### OBJECTIVE:
Images excluded, repeat each entry below exactly.

### ITEMS:
--------------------
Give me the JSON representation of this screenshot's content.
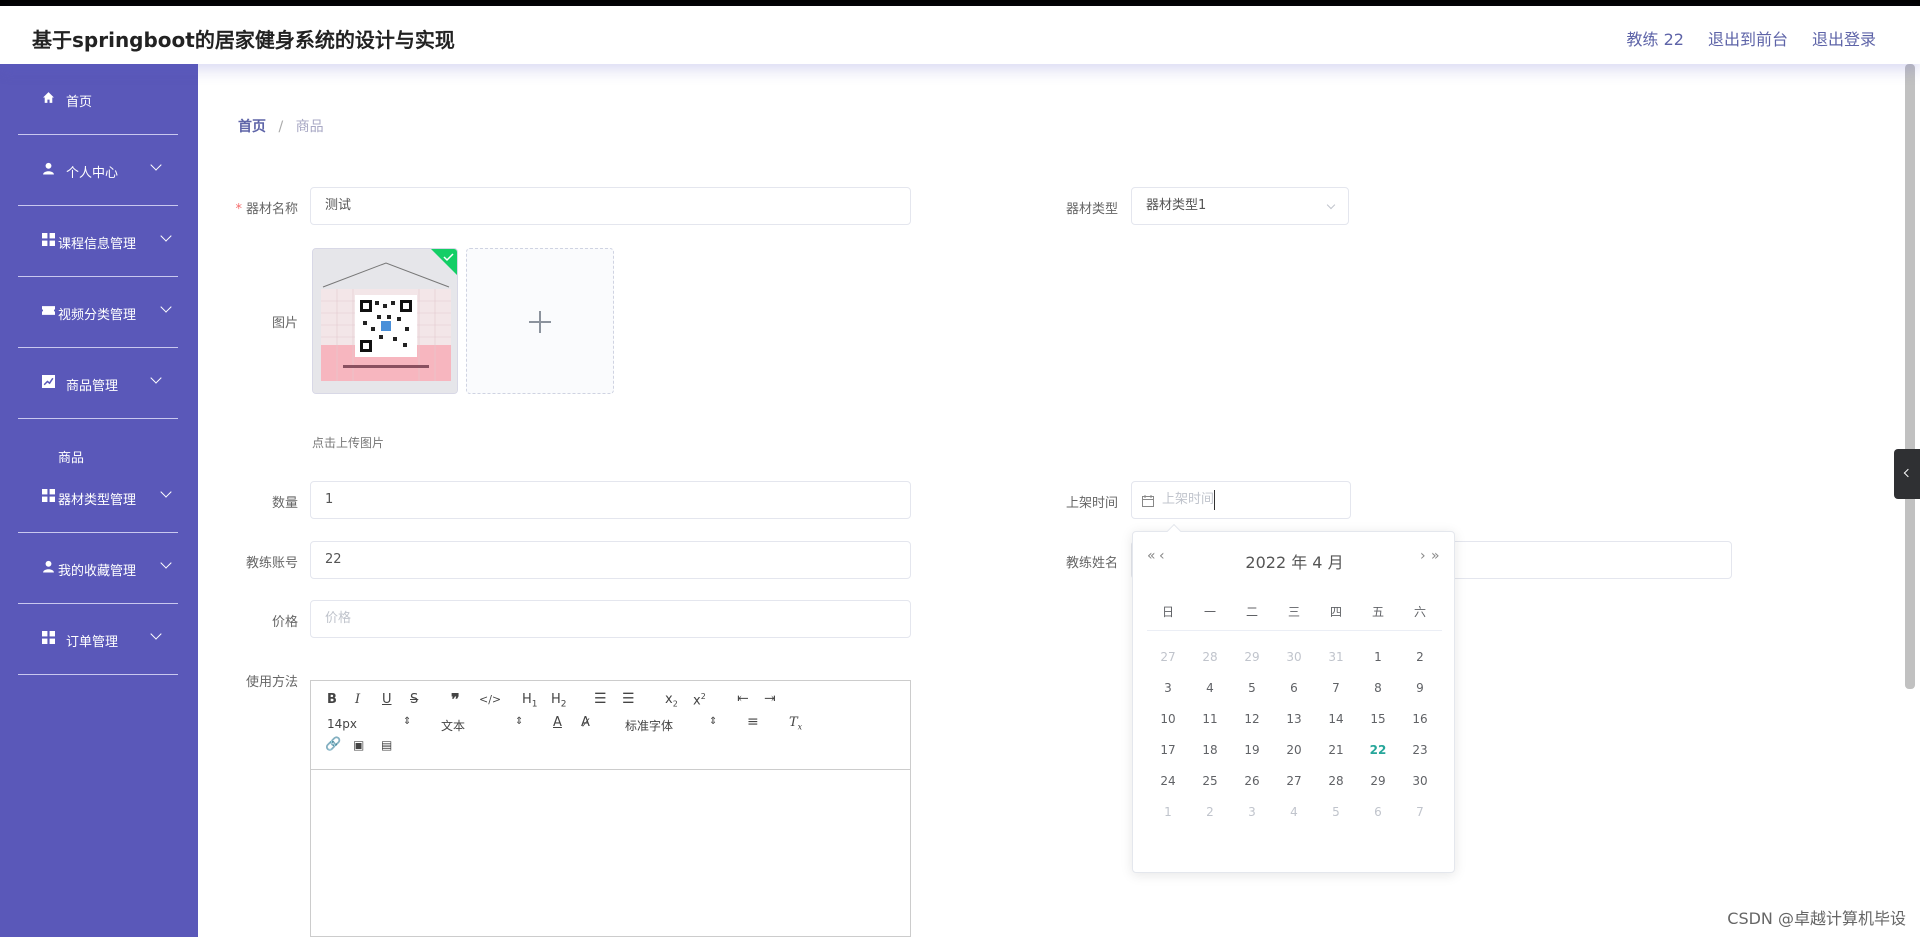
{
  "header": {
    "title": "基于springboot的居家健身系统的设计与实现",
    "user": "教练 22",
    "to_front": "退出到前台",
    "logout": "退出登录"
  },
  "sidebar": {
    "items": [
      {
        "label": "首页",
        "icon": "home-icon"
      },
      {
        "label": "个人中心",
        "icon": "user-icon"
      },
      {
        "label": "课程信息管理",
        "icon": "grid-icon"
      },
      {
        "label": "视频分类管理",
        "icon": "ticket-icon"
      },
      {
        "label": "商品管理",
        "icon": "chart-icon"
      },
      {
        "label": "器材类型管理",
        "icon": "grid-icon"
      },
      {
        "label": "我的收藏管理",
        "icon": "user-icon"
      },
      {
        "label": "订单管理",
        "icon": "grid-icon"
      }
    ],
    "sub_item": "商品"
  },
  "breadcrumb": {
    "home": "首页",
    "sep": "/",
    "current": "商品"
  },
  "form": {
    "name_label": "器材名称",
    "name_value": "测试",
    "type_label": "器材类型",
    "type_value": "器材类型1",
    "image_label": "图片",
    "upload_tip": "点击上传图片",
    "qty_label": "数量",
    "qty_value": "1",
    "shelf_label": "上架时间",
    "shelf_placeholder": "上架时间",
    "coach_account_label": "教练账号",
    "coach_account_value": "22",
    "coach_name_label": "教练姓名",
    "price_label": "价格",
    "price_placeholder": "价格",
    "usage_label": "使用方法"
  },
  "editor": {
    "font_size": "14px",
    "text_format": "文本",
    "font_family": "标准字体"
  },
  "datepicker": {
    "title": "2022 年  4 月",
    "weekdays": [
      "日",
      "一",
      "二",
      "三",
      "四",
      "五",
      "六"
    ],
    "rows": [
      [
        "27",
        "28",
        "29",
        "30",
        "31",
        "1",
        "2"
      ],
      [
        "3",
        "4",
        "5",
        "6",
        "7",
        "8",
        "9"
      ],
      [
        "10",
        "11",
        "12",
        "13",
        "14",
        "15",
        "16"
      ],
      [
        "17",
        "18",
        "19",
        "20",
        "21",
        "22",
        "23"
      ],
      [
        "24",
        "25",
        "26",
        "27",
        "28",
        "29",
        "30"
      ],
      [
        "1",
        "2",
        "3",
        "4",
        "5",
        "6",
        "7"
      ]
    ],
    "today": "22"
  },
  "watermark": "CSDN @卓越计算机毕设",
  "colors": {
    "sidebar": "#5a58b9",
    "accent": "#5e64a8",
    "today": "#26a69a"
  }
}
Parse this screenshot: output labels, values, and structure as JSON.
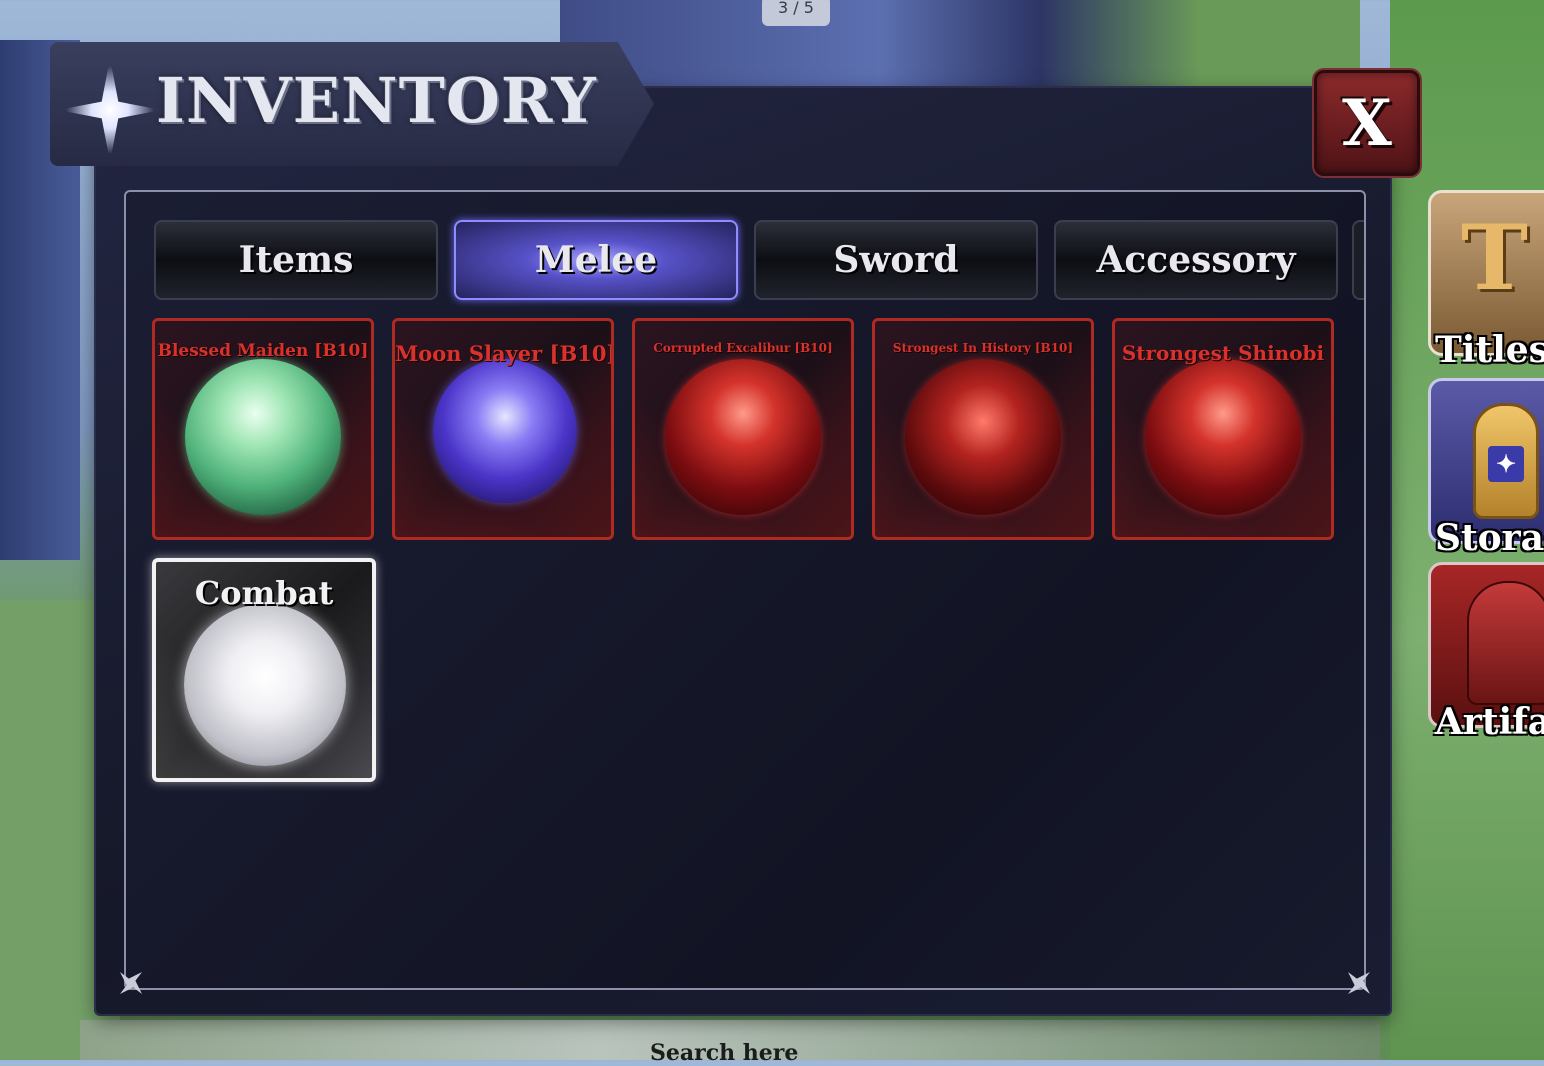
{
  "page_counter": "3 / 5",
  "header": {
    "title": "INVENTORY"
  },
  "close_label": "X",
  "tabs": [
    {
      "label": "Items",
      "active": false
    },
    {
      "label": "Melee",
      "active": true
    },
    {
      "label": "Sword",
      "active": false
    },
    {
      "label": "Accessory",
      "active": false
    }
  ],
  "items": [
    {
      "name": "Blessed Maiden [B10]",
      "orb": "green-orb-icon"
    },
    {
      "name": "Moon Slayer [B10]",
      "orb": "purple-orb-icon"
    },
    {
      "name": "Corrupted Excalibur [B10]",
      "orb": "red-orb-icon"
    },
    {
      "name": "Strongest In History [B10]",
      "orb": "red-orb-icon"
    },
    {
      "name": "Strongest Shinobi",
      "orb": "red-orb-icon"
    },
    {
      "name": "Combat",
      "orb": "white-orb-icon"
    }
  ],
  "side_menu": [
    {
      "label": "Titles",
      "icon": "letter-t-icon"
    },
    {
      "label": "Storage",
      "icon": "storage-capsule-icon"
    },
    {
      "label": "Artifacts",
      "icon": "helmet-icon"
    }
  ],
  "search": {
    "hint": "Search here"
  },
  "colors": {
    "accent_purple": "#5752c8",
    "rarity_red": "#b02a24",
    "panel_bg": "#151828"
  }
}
--------------------
### RESULT FOR THIS EXERCISE:
Give me the JSON representation of this screenshot's content.
{
  "header": {
    "title": "基于springboot的居家健身系统的设计与实现",
    "user": "教练 22",
    "to_front": "退出到前台",
    "logout": "退出登录"
  },
  "sidebar": {
    "items": [
      {
        "label": "首页",
        "icon": "home-icon"
      },
      {
        "label": "个人中心",
        "icon": "user-icon"
      },
      {
        "label": "课程信息管理",
        "icon": "grid-icon"
      },
      {
        "label": "视频分类管理",
        "icon": "ticket-icon"
      },
      {
        "label": "商品管理",
        "icon": "chart-icon"
      },
      {
        "label": "器材类型管理",
        "icon": "grid-icon"
      },
      {
        "label": "我的收藏管理",
        "icon": "user-icon"
      },
      {
        "label": "订单管理",
        "icon": "grid-icon"
      }
    ],
    "sub_item": "商品"
  },
  "breadcrumb": {
    "home": "首页",
    "sep": "/",
    "current": "商品"
  },
  "form": {
    "name_label": "器材名称",
    "name_value": "测试",
    "type_label": "器材类型",
    "type_value": "器材类型1",
    "image_label": "图片",
    "upload_tip": "点击上传图片",
    "qty_label": "数量",
    "qty_value": "1",
    "shelf_label": "上架时间",
    "shelf_placeholder": "上架时间",
    "coach_account_label": "教练账号",
    "coach_account_value": "22",
    "coach_name_label": "教练姓名",
    "price_label": "价格",
    "price_placeholder": "价格",
    "usage_label": "使用方法"
  },
  "editor": {
    "font_size": "14px",
    "text_format": "文本",
    "font_family": "标准字体"
  },
  "datepicker": {
    "title": "2022 年  4 月",
    "weekdays": [
      "日",
      "一",
      "二",
      "三",
      "四",
      "五",
      "六"
    ],
    "rows": [
      [
        "27",
        "28",
        "29",
        "30",
        "31",
        "1",
        "2"
      ],
      [
        "3",
        "4",
        "5",
        "6",
        "7",
        "8",
        "9"
      ],
      [
        "10",
        "11",
        "12",
        "13",
        "14",
        "15",
        "16"
      ],
      [
        "17",
        "18",
        "19",
        "20",
        "21",
        "22",
        "23"
      ],
      [
        "24",
        "25",
        "26",
        "27",
        "28",
        "29",
        "30"
      ],
      [
        "1",
        "2",
        "3",
        "4",
        "5",
        "6",
        "7"
      ]
    ],
    "today": "22"
  },
  "watermark": "CSDN @卓越计算机毕设",
  "colors": {
    "sidebar": "#5a58b9",
    "accent": "#5e64a8",
    "today": "#26a69a"
  }
}
Parse this screenshot: output labels, values, and structure as JSON.
{
  "page_counter": "3 / 5",
  "header": {
    "title": "INVENTORY"
  },
  "close_label": "X",
  "tabs": [
    {
      "label": "Items",
      "active": false
    },
    {
      "label": "Melee",
      "active": true
    },
    {
      "label": "Sword",
      "active": false
    },
    {
      "label": "Accessory",
      "active": false
    }
  ],
  "items": [
    {
      "name": "Blessed Maiden [B10]",
      "orb": "green-orb-icon"
    },
    {
      "name": "Moon Slayer [B10]",
      "orb": "purple-orb-icon"
    },
    {
      "name": "Corrupted Excalibur [B10]",
      "orb": "red-orb-icon"
    },
    {
      "name": "Strongest In History [B10]",
      "orb": "red-orb-icon"
    },
    {
      "name": "Strongest Shinobi",
      "orb": "red-orb-icon"
    },
    {
      "name": "Combat",
      "orb": "white-orb-icon"
    }
  ],
  "side_menu": [
    {
      "label": "Titles",
      "icon": "letter-t-icon"
    },
    {
      "label": "Storage",
      "icon": "storage-capsule-icon"
    },
    {
      "label": "Artifacts",
      "icon": "helmet-icon"
    }
  ],
  "search": {
    "hint": "Search here"
  },
  "colors": {
    "accent_purple": "#5752c8",
    "rarity_red": "#b02a24",
    "panel_bg": "#151828"
  }
}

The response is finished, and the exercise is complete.